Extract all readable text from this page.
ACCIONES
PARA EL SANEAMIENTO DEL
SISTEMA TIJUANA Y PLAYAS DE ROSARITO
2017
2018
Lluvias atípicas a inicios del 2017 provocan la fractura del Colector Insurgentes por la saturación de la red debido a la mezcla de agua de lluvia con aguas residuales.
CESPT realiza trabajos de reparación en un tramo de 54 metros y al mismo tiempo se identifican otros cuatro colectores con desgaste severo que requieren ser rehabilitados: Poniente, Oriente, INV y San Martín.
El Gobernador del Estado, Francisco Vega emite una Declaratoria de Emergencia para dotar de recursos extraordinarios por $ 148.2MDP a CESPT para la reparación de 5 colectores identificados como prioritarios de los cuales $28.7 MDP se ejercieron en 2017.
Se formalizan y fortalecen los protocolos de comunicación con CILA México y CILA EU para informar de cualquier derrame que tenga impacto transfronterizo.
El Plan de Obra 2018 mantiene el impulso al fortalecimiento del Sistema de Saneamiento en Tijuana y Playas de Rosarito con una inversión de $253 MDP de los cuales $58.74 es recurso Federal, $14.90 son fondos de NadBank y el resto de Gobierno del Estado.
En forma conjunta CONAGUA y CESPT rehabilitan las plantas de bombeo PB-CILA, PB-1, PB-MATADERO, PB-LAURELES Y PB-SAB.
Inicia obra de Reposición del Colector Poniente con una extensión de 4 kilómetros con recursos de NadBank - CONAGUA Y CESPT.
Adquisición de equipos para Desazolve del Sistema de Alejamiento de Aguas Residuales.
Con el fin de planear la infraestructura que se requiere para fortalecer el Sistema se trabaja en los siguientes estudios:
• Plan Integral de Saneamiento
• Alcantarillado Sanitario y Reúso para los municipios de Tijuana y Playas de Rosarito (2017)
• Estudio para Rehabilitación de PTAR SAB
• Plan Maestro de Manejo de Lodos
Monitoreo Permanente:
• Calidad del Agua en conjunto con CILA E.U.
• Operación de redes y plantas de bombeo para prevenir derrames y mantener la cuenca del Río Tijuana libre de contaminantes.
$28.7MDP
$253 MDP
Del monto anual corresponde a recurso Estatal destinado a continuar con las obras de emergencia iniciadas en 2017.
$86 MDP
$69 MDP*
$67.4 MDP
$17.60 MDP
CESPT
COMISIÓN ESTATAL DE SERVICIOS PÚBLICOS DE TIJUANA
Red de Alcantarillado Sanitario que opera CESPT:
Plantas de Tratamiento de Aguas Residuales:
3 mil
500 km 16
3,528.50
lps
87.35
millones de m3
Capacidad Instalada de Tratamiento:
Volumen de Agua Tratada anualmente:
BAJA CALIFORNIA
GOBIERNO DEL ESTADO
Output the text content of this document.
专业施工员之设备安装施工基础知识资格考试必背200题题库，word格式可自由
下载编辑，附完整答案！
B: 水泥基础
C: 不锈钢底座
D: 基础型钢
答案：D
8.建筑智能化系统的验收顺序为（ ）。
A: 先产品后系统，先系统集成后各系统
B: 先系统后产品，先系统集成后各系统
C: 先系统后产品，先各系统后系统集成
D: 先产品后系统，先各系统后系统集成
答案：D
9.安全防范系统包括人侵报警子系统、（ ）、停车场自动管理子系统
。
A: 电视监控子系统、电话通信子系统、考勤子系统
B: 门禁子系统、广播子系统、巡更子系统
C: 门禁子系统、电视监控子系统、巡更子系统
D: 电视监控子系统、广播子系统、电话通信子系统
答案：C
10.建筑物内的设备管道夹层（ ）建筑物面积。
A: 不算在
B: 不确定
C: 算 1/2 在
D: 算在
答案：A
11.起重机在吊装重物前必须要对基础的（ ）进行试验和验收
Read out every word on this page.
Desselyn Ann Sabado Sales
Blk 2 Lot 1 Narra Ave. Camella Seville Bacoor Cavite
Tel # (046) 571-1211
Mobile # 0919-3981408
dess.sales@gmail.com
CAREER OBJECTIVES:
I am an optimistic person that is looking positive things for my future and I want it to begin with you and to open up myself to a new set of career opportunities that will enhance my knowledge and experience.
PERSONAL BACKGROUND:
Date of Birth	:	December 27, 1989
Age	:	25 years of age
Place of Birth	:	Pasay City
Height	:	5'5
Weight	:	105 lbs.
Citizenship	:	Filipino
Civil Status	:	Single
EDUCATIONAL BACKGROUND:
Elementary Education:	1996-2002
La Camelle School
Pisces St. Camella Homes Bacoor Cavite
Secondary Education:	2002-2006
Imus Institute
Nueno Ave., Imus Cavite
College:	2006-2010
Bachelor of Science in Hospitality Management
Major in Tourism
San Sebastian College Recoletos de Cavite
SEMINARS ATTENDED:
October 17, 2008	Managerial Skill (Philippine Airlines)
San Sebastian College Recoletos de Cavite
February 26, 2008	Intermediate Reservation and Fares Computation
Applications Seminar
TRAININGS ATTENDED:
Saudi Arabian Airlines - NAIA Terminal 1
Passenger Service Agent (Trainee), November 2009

- - - - -

The word "Airlines" may occur in lines of the records. Report how many such lines there are, giving only the number.

2